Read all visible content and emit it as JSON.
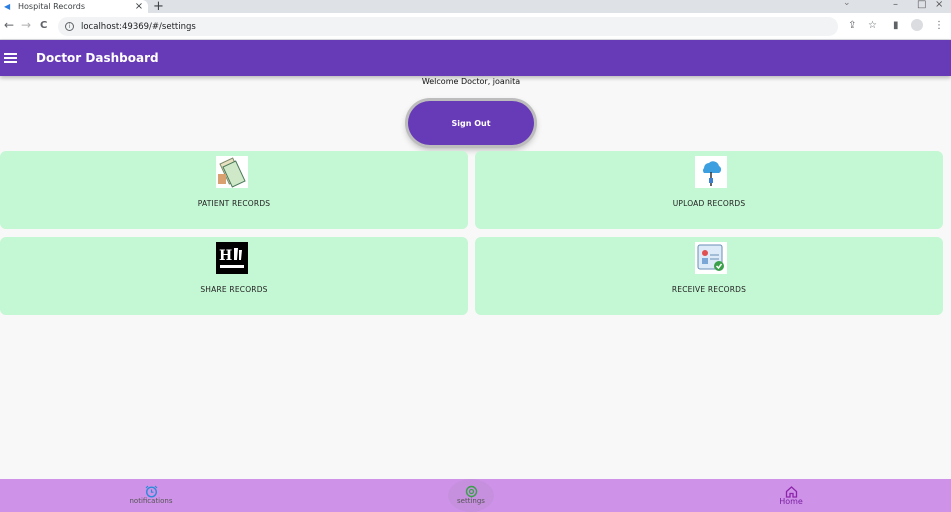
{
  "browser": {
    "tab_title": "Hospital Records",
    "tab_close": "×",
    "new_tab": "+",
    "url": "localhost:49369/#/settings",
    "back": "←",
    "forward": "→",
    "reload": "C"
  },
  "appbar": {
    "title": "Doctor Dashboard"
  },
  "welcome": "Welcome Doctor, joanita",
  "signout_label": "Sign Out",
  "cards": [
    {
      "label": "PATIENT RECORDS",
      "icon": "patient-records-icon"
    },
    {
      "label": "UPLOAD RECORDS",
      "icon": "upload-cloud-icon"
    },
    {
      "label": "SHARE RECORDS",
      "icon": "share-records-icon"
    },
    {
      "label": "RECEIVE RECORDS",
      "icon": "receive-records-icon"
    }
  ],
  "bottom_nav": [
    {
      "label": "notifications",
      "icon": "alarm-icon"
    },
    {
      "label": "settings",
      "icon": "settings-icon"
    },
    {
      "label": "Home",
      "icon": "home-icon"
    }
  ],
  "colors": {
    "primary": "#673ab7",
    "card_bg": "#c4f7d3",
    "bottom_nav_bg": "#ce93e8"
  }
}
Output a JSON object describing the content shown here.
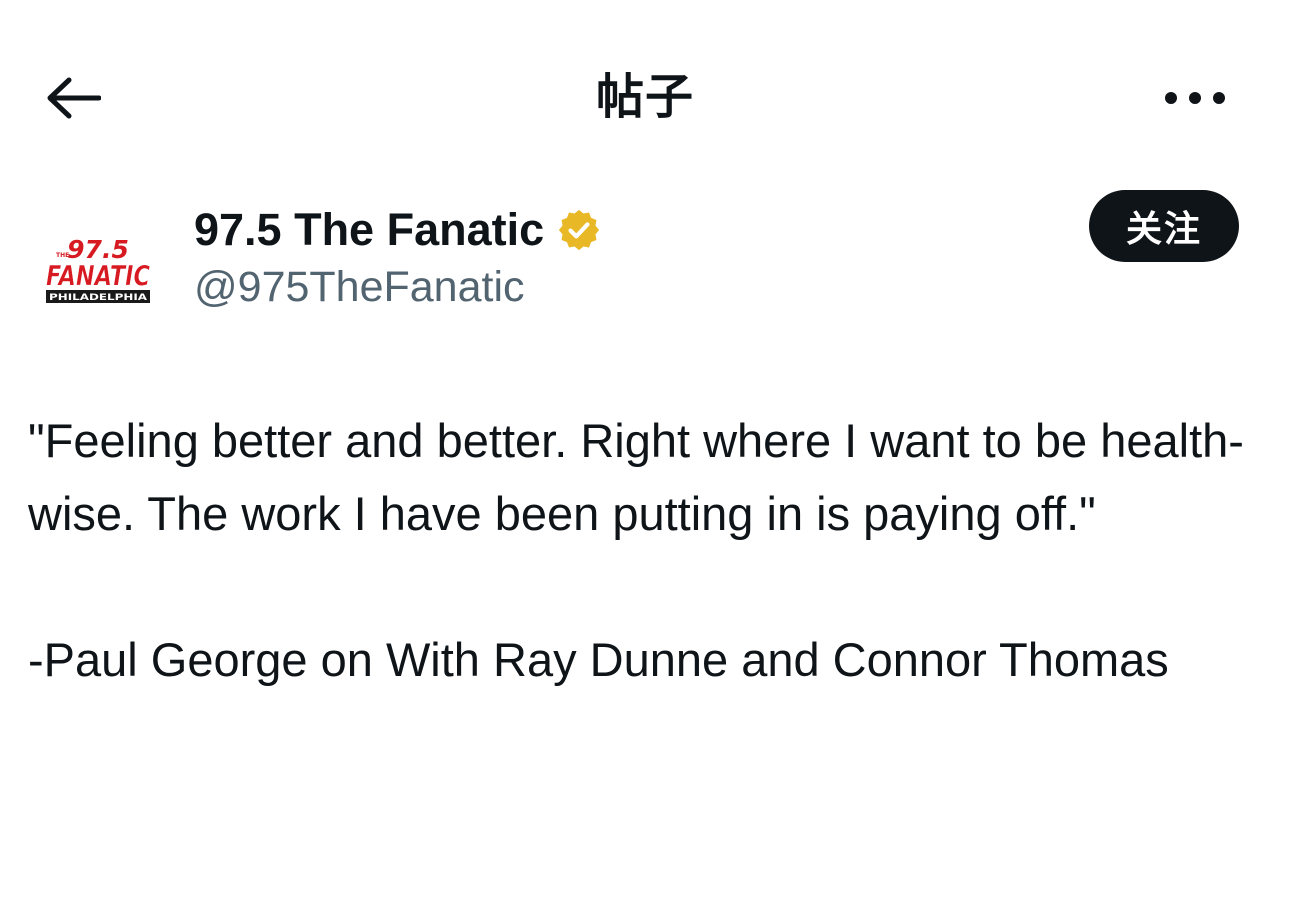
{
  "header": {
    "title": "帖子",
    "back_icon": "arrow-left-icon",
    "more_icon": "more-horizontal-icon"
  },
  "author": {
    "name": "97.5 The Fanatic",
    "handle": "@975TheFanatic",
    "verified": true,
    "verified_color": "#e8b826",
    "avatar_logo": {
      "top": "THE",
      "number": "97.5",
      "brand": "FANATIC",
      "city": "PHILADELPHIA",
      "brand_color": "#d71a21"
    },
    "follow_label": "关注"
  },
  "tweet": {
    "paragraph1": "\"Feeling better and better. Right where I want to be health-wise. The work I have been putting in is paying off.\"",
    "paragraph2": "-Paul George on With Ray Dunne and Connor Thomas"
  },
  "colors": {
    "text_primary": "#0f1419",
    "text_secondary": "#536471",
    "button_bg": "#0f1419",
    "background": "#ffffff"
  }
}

----

Direction.
Go through the entries and return each line where the word "content" appears.

Task output.
Read all visible content and emit it as JSON.
Output a JSON object describing the content shown here.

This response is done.